* TEXT SEGMENT
* * *

On 17.07.2017 10:53, Georg-Johann Lay wrote:
Hi, while testing a patch to fix PR81444, I came across a new FAIL due
to the patch in i386.c/pr71321.c
PR81444 is about wrong modes used by expmed.c as it computes costs for
widening operations like widening mul. It uses GET_MODE_WIDER_MODE
for the wider mode where is should use GET_MODE_2XWIDER_MODE (the
internals specify a mode 2 times as wide for the wider mode).
Applying the patch from below then leads to the following change in
code generated for PR71321.c:
Without patch:
cvt_to_2digit_ascii:
movzbl %dil, %eax # 7 *zero_extendqihi2/1 [length = 4]
leal (%rax,%rax,4), %edx # 46 *leasi [length = 3]
leal (%rax,%rdx,8), %edx # 47 *leasi [length = 3]
leal (%rdx,%rdx,4), %edx # 48 *leasi [length = 3]
shrw $11, %dx # 16 *lshrhi3_1 [length = 4]
leal (%rdx,%rdx,4), %eax # 49 *leasi [length = 3]
movzbl %dl, %edx # 35 *zero_extendqisi2/1 [length = 3]
addl %eax, %eax # 50 *ashlsi3_1/1 [length = 2]
subl %eax, %edi # 51 *subsi_1/1 [length = 2]
movzbl %dil, %eax # 23 *zero_extendqisi2/1 [length = 4]
sall $8, %eax # 24 *ashlsi3_1/1 [length = 3]
orl %edx, %eax # 36 *iorsi_1/1 [length = 2]
addl $667696, %eax # 37 *addsi_1/1 [length = 5]
ret # 55 simple_return_internal [length = 1]
With patch applied:
cvt_to_2digit_ascii:
movl $-51, %edx # 7 *movqi_internal/2 [length = 5]
movl %edx, %eax # 35 *movqi_internal/1 [length = 2]
mulb %dil # 8 *umulqihi3_1 [length = 3]
movl %eax, %edx # 36 *movhi_internal/1 [length = 2]
(Following code is the same)

* * *

* PROVIDED MATERIAL

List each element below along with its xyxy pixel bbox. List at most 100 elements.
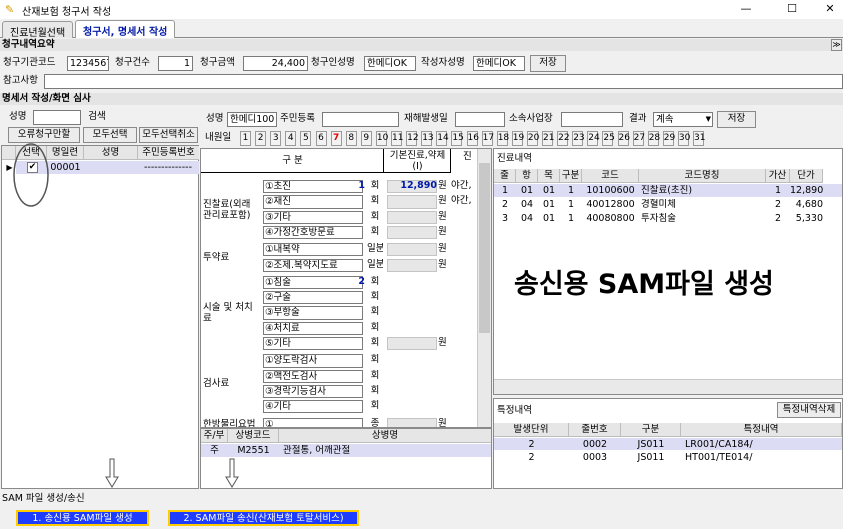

* * *

* WORK TO DO
**A.** According to the message about PR81444, which macro does expmed.c use for the wider mode when it should use GET_MODE_2XWIDER_MODE?
**B.** Continue the message about PR81444 from the point where it stops.
The data come from a different source than the message about PR81444.

* TASK-BY-TASK RESULTS
**A.** GET_MODE_WIDER_MODE

**B.**
shrw $11, %dx # 10 *lshrhi3_1 [length = 4]
leal (%rdx,%rdx,4), %eax # 37 *leasi [length = 3]
movzbl %dl, %edx # 23 *zero_extendqisi2/1 [length = 3]
addl %eax, %eax # 38 *ashlsi3_1/1 [length = 2]
subl %eax, %edi # 39 *subsi_1/1 [length = 2]
movzbl %dil, %eax # 17 *zero_extendqisi2/1 [length = 4]
sall $8, %eax # 18 *ashlsi3_1/1 [length = 3]
orl %edx, %eax # 24 *iorsi_1/1 [length = 2]
addl $667696, %eax # 25 *addsi_1/1 [length = 5]
ret # 43 simple_return_internal [length = 1]
Is this actually a performance regression or did the code improve
actually? (compiled with -O2 on x86_64).
What would be the proposed fix: Adjust the test case or is this some
problem in the i386.c cost computation?
...some more information. Looking into what ix86_rtx_costs is coming
up with. The unchanged version sees the strange modes an computes,
for example:
cost 4 (speed=1, outer=set) =
(zero_extend:HI (reg:XI 87))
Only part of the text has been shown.